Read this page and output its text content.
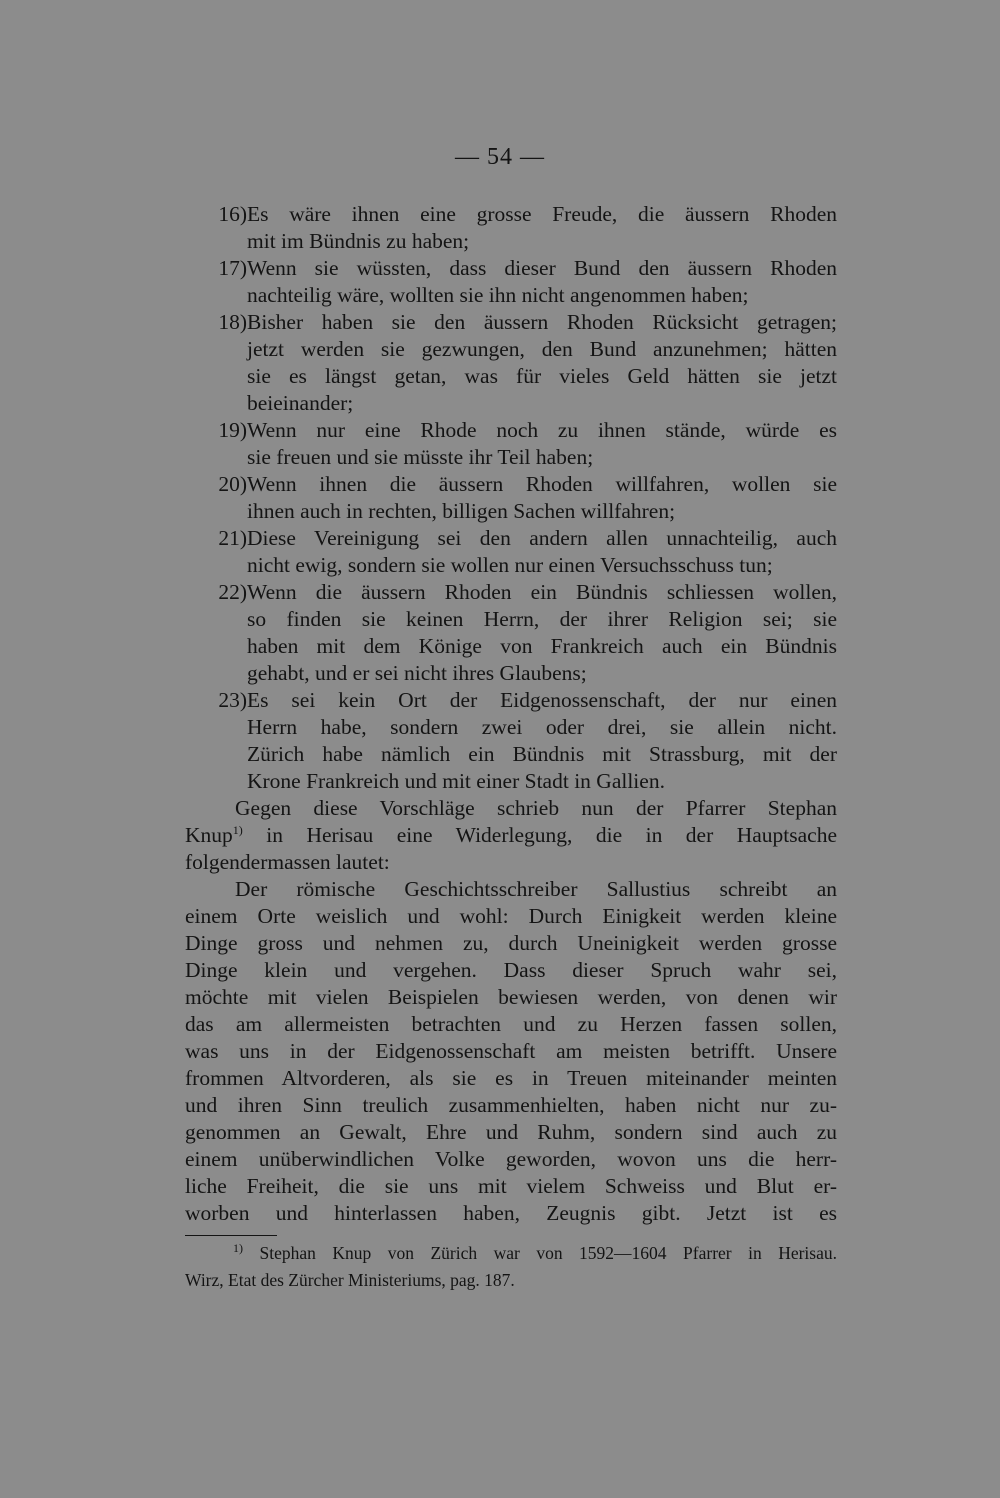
— 54 —
16) Es wäre ihnen eine grosse Freude, die äussern Rhoden
mit im Bündnis zu haben;
17) Wenn sie wüssten, dass dieser Bund den äussern Rhoden
nachteilig wäre, wollten sie ihn nicht angenommen haben;
18) Bisher haben sie den äussern Rhoden Rücksicht getragen;
jetzt werden sie gezwungen, den Bund anzunehmen; hätten
sie es längst getan, was für vieles Geld hätten sie jetzt
beieinander;
19) Wenn nur eine Rhode noch zu ihnen stände, würde es
sie freuen und sie müsste ihr Teil haben;
20) Wenn ihnen die äussern Rhoden willfahren, wollen sie
ihnen auch in rechten, billigen Sachen willfahren;
21) Diese Vereinigung sei den andern allen unnachteilig, auch
nicht ewig, sondern sie wollen nur einen Versuchsschuss tun;
22) Wenn die äussern Rhoden ein Bündnis schliessen wollen,
so finden sie keinen Herrn, der ihrer Religion sei; sie
haben mit dem Könige von Frankreich auch ein Bündnis
gehabt, und er sei nicht ihres Glaubens;
23) Es sei kein Ort der Eidgenossenschaft, der nur einen
Herrn habe, sondern zwei oder drei, sie allein nicht.
Zürich habe nämlich ein Bündnis mit Strassburg, mit der
Krone Frankreich und mit einer Stadt in Gallien.
Gegen diese Vorschläge schrieb nun der Pfarrer Stephan
Knup$^{1)}$ in Herisau eine Widerlegung, die in der Hauptsache
folgendermassen lautet:
Der römische Geschichtsschreiber Sallustius schreibt an
einem Orte weislich und wohl: Durch Einigkeit werden kleine
Dinge gross und nehmen zu, durch Uneinigkeit werden grosse
Dinge klein und vergehen. Dass dieser Spruch wahr sei,
möchte mit vielen Beispielen bewiesen werden, von denen wir
das am allermeisten betrachten und zu Herzen fassen sollen,
was uns in der Eidgenossenschaft am meisten betrifft. Unsere
frommen Altvorderen, als sie es in Treuen miteinander meinten
und ihren Sinn treulich zusammenhielten, haben nicht nur zu-
genommen an Gewalt, Ehre und Ruhm, sondern sind auch zu
einem unüberwindlichen Volke geworden, wovon uns die herr-
liche Freiheit, die sie uns mit vielem Schweiss und Blut er-
worben und hinterlassen haben, Zeugnis gibt. Jetzt ist es
$^{1)}$ Stephan Knup von Zürich war von 1592—1604 Pfarrer in Herisau.
Wirz, Etat des Zürcher Ministeriums, pag. 187.
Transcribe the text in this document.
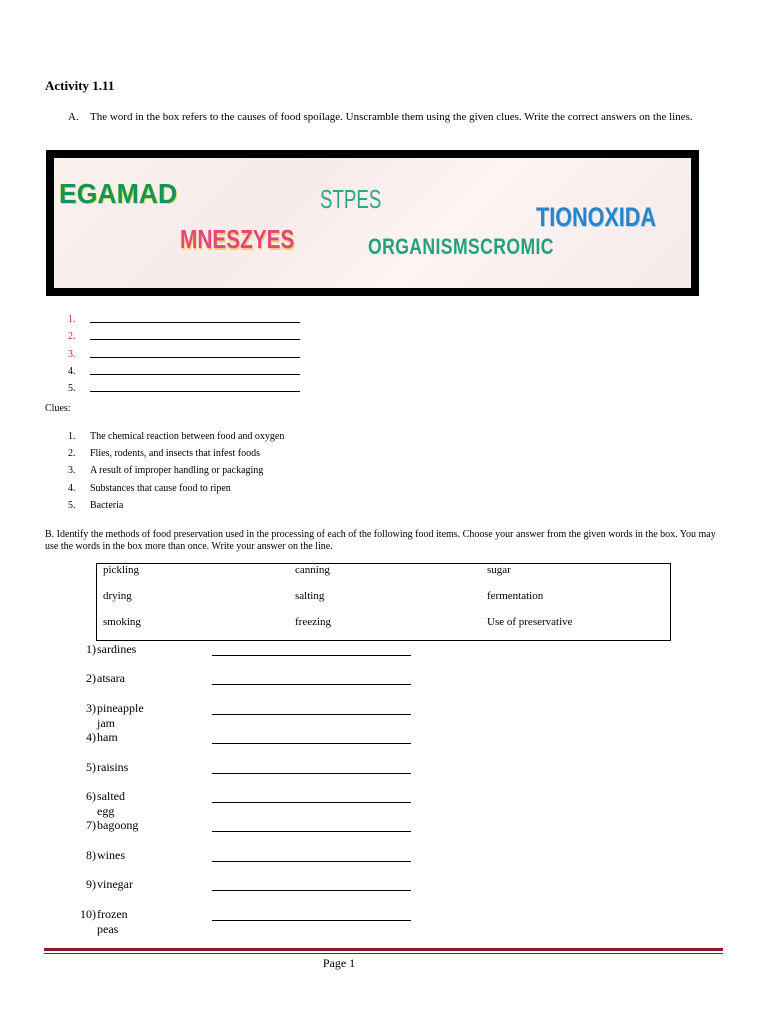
Activity 1.11
A.	The word in the box refers to the causes of food spoilage. Unscramble them using the given clues. Write the correct answers on the lines.
EGAMAD	STPES
TIONOXIDA
MNESZYES	ORGANISMSCROMIC
1.
2.
3.
4.
5.
Clues:
1.	The chemical reaction between food and oxygen
2.	Flies, rodents, and insects that infest foods
3.	A result of improper handling or packaging
4.	Substances that cause food to ripen
5.	Bacteria
B. Identify the methods of food preservation used in the processing of each of the following food items. Choose your answer from the given words in the box. You may use the words in the box more than once. Write your answer on the line.
pickling	canning	sugar
drying	salting	fermentation
smoking	freezing	Use of preservative
1) sardines
2) atsara
3) pineapple jam
4) ham
5) raisins
6) salted egg
7) bagoong
8) wines
9) vinegar
10) frozen peas
Page 1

----------

Beginning with the line that contains "Transcribe the text in this document." in the data above, please copy each line exactly until the last line, both ends included, skipping any pictures.

Transcribe the text in this document.
Activity 1.11
A.	The word in the box refers to the causes of food spoilage. Unscramble them using the given clues. Write the correct answers on the lines.
EGAMAD	STPES
TIONOXIDA
MNESZYES	ORGANISMSCROMIC
1.
2.
3.
4.
5.
Clues:
1.	The chemical reaction between food and oxygen
2.	Flies, rodents, and insects that infest foods
3.	A result of improper handling or packaging
4.	Substances that cause food to ripen
5.	Bacteria
B. Identify the methods of food preservation used in the processing of each of the following food items. Choose your answer from the given words in the box. You may use the words in the box more than once. Write your answer on the line.
pickling	canning	sugar
drying	salting	fermentation
smoking	freezing	Use of preservative
1) sardines
2) atsara
3) pineapple jam
4) ham
5) raisins
6) salted egg
7) bagoong
8) wines
9) vinegar
10) frozen peas
Page 1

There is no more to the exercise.